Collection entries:
○ ○ ○ ○ ○ ○ ○
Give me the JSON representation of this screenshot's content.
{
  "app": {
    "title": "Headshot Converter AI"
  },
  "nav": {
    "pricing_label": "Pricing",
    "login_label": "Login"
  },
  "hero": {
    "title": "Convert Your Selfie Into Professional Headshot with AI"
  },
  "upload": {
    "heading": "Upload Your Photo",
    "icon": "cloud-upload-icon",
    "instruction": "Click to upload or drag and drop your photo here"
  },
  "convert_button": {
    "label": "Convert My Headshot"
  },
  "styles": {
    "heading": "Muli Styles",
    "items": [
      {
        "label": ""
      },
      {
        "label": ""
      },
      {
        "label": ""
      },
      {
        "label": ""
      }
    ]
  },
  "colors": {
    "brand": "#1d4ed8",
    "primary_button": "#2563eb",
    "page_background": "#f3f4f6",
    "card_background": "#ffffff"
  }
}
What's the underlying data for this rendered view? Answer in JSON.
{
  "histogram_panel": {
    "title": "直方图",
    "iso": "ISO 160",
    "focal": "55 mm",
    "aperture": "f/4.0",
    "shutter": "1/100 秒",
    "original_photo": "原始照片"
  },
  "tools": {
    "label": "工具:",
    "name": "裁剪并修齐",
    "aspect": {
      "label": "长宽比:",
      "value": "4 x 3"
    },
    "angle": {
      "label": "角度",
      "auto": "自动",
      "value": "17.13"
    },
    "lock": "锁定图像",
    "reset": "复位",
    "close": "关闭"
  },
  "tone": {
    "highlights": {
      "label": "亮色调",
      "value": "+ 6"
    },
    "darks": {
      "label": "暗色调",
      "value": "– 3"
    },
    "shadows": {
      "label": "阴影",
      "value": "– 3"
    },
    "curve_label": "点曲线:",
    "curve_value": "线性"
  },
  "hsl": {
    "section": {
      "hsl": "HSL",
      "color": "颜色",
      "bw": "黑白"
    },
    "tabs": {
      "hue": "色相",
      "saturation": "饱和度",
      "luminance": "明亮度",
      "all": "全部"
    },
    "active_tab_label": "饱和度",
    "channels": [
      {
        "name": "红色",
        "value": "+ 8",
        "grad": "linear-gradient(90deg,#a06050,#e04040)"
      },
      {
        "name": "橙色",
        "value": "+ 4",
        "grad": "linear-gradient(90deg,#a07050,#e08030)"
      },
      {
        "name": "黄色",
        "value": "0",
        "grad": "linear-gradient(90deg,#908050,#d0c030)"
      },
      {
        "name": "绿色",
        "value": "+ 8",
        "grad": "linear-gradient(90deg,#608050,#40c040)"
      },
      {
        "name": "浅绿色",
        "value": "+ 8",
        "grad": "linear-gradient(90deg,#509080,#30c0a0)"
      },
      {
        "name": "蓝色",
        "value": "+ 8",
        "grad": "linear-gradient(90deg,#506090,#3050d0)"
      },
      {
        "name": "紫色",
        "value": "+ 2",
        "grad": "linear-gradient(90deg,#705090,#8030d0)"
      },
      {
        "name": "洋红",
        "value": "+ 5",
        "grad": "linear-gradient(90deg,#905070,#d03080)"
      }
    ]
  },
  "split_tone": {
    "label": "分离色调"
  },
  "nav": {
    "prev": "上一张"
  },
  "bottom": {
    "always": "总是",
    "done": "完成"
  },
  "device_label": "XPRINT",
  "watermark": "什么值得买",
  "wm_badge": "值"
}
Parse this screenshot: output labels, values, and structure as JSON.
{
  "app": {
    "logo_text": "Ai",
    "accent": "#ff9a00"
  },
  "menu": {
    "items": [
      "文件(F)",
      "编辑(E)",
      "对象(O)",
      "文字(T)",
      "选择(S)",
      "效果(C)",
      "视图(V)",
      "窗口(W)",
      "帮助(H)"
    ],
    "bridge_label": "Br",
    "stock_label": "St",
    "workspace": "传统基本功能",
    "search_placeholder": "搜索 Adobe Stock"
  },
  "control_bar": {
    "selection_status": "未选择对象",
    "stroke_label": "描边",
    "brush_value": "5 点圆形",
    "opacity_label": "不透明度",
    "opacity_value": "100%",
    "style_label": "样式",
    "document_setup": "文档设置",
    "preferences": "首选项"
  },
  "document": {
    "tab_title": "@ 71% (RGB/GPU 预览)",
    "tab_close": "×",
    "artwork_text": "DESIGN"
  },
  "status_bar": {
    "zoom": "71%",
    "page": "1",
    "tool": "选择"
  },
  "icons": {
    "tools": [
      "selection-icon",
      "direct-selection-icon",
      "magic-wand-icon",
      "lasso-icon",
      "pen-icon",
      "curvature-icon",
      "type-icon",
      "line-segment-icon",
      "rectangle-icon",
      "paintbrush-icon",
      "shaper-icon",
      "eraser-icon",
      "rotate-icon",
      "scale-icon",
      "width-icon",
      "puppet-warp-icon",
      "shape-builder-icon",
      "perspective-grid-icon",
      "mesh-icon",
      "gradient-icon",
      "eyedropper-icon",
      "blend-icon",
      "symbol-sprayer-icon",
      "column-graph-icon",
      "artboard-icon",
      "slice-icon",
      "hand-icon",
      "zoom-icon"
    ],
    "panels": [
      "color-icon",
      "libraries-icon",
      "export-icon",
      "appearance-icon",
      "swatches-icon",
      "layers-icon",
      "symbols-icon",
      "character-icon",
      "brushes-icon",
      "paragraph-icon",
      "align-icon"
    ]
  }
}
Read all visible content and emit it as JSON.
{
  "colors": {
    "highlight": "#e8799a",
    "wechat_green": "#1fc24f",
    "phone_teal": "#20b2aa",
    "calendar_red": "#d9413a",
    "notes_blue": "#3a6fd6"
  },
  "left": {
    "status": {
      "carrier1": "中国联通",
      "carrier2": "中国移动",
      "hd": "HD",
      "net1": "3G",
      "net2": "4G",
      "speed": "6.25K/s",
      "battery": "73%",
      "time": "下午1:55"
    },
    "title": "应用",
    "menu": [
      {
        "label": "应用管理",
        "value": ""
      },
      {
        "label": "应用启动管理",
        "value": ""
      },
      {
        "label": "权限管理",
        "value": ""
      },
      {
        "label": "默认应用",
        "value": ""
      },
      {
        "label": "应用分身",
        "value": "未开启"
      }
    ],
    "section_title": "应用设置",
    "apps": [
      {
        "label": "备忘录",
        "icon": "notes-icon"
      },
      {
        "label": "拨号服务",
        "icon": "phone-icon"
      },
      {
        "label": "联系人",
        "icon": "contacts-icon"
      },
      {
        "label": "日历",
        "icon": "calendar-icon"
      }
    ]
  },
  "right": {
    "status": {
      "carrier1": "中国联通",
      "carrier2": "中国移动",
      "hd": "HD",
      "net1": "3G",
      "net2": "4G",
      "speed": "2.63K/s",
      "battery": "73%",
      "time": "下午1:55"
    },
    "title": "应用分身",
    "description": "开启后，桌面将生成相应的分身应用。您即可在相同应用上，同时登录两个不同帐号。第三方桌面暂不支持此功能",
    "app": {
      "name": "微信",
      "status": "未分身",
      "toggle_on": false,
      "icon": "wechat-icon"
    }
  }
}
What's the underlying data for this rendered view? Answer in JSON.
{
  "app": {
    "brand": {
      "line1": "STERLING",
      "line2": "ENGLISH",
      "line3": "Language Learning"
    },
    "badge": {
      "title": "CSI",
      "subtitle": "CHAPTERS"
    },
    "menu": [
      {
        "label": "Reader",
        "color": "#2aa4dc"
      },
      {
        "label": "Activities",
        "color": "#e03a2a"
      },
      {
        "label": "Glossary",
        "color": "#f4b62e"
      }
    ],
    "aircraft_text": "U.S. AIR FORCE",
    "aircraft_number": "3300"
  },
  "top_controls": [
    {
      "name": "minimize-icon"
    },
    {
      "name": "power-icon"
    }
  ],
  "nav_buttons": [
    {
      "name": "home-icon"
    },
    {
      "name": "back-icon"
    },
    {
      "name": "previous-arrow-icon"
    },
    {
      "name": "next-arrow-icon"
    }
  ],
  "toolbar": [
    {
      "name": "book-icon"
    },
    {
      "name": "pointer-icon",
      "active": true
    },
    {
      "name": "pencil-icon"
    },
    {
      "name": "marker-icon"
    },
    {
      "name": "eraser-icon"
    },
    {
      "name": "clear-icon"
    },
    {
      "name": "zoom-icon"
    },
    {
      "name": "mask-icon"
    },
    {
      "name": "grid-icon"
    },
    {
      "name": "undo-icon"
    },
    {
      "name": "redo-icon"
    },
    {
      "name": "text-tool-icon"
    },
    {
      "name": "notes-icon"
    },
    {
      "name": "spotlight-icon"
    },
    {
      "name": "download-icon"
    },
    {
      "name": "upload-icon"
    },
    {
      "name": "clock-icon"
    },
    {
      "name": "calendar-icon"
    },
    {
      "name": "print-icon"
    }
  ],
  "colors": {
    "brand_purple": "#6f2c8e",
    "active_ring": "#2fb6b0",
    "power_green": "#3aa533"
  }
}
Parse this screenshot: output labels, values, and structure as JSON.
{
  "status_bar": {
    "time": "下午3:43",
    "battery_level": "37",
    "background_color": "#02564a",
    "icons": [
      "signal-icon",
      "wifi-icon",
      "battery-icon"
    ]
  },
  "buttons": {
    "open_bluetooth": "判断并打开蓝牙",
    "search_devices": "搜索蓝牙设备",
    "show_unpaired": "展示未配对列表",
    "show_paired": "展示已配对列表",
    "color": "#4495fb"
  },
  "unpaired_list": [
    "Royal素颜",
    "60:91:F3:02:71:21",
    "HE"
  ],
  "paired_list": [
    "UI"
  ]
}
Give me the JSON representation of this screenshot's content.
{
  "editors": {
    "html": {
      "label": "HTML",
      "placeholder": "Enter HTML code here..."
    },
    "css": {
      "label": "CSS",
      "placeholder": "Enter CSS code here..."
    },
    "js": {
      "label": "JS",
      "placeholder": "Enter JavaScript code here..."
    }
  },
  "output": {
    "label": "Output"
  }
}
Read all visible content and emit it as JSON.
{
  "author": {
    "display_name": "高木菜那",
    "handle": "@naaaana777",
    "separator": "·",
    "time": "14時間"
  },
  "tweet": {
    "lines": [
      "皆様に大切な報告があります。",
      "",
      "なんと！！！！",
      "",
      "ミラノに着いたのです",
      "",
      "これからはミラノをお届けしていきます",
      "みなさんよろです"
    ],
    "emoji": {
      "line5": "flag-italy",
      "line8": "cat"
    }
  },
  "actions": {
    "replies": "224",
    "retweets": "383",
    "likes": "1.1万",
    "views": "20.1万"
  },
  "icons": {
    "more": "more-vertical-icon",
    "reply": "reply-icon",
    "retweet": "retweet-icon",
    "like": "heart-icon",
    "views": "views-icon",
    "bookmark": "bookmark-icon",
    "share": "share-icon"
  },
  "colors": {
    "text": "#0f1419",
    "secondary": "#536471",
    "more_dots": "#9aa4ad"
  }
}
○ ○ ○ ○ ○ ○ ○
Out of the preceding entries, pull every line containing the string "time".

      "time": "下午1:55"
      "time": "下午1:55"
    "time": "下午3:43",
    "time": "14時間"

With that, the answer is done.